Print the full listing exactly.

• [Dataset entries]:
§ §

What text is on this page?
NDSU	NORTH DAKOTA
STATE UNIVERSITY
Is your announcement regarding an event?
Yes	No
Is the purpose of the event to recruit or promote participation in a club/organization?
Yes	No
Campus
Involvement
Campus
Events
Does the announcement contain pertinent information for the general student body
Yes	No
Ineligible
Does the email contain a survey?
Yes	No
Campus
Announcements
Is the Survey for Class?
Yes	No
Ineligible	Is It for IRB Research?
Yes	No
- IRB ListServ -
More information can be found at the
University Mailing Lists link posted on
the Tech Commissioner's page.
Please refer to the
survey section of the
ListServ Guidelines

§ §

• [SOLUTION FOR THIS PROBLEM]:
What text is on this page?
NDSU	NORTH DAKOTA
STATE UNIVERSITY
Is your announcement regarding an event?
Yes	No
Is the purpose of the event to recruit or promote participation in a club/organization?
Yes	No
Campus
Involvement
Campus
Events
Does the announcement contain pertinent information for the general student body
Yes	No
Ineligible
Does the email contain a survey?
Yes	No
Campus
Announcements
Is the Survey for Class?
Yes	No
Ineligible	Is It for IRB Research?
Yes	No
- IRB ListServ -
More information can be found at the
University Mailing Lists link posted on
the Tech Commissioner's page.
Please refer to the
survey section of the
ListServ Guidelines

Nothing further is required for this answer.